Früher war es in, sein Auto tiefer zu legen. Heute kommt es anscheinend in Mode, seine Stadt höher zu legen. Staufen im Breisgau hat es vorgemacht: Man nehme einen großen Bohrer, treibe ihn durch geologisch hierfür nicht geeignete Schichten unter der Innenstadt und warte ab, bis sich die Erde hebt. Einige Häuser sind seitdem einsturzgefährdet, andere sind unbewohnbar und müssen wohl abgerissen werden, Dutzende sind in unterschiedlichem Maße beschädigt. Staufen hat jetzt eine „Akropolis“ (griech. akros „hoch“ und polis „Stadt“). Wir gratulieren herzlich!

Auch kommt es vor, dass Bohrungen für die Installation von Tiefengeothermie kleine Erdbeben auslösen. In diesen Gebieten wird der Martini dann nicht mehr gerührt, sondern geschüttelt angeboten. Keine große Affäre! Wirklich? Für jede neue Technik, die eingeführt wird, muss man Lehrgeld bezahlen. Mag sein, muss aber nicht sein. Haben etwa die Amerikaner ihre Atombombe hinter dem Rathaus von New York City ausprobiert? Nein! Stimmt, der Vergleich hinkt, macht die Sache aber anschaulich.

* _Zu erledigende Aufgabe_: Fassen Sie den Absatz des Textauszugs, der mit „Früher war es in“ beginnt, in höchstens drei Sätzen zusammen und behalten Sie dabei seine wesentlichen Fakten bei. Für die Bearbeitung sind die Datensätze nicht erforderlich.

* _Datensätze_:
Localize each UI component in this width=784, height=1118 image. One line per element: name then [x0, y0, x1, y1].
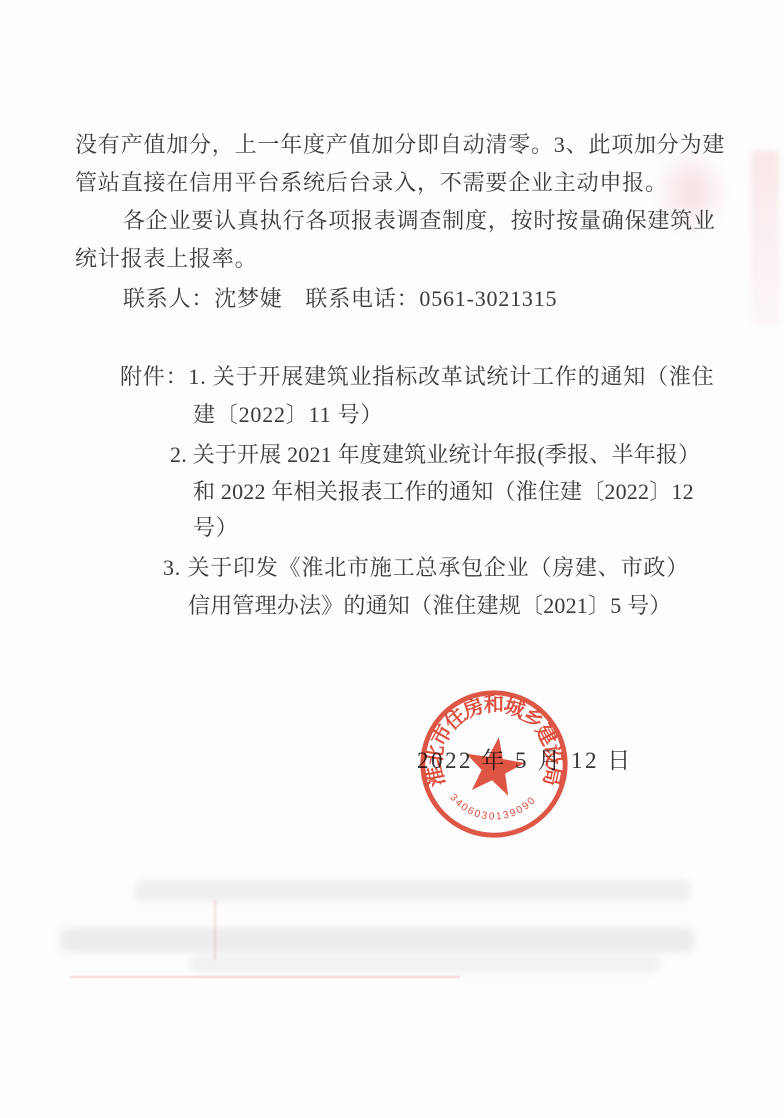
body-line: 管站直接在信用平台系统后台录入，不需要企业主动申报。	[75, 168, 668, 198]
bleed-through-artifact	[214, 900, 216, 960]
body-line: 没有产值加分，上一年度产值加分即自动清零。3、此项加分为建	[75, 130, 725, 160]
body-line: 各企业要认真执行各项报表调查制度，按时按量确保建筑业	[123, 206, 716, 236]
bleed-through-artifact	[190, 955, 660, 973]
seal-star-icon	[461, 732, 528, 797]
bleed-through-artifact	[135, 880, 690, 902]
official-seal-stamp: 淮北市住房和城乡建设局 3406030139090	[416, 686, 572, 842]
attachment-line: 和 2022 年相关报表工作的通知（淮住建〔2022〕12	[193, 477, 694, 507]
attachment-line: 号）	[193, 513, 239, 543]
attachment-line: 2. 关于开展 2021 年度建筑业统计年报(季报、半年报）	[170, 440, 700, 470]
attachment-line: 建〔2022〕11 号）	[193, 400, 383, 430]
attachment-line: 3. 关于印发《淮北市施工总承包企业（房建、市政）	[163, 553, 689, 583]
bleed-through-artifact	[60, 928, 695, 952]
attachment-line: 信用管理办法》的通知（淮住建规〔2021〕5 号）	[188, 591, 672, 621]
seal-code-text: 3406030139090	[447, 792, 537, 822]
attachment-line: 附件：1. 关于开展建筑业指标改革试统计工作的通知（淮住	[120, 362, 714, 392]
contact-line: 联系人：沈梦婕 联系电话：0561-3021315	[123, 284, 557, 314]
bleed-through-artifact	[70, 976, 460, 978]
document-page: 没有产值加分，上一年度产值加分即自动清零。3、此项加分为建 管站直接在信用平台系…	[0, 0, 784, 1118]
body-line: 统计报表上报率。	[75, 244, 257, 274]
bleed-through-artifact	[751, 150, 779, 325]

* _Ergebnis_: In Staufen im Breisgau wurde unter der Innenstadt durch geologisch ungeeignete Schichten gebohrt, woraufhin sich die Erde hob. Seitdem sind einige Häuser einsturzgefährdet, andere unbewohnbar und wohl abrissreif, Dutzende weitere unterschiedlich stark beschädigt. Ironisch wird Staufen deshalb als „Akropolis“, also „hohe Stadt“, bezeichnet.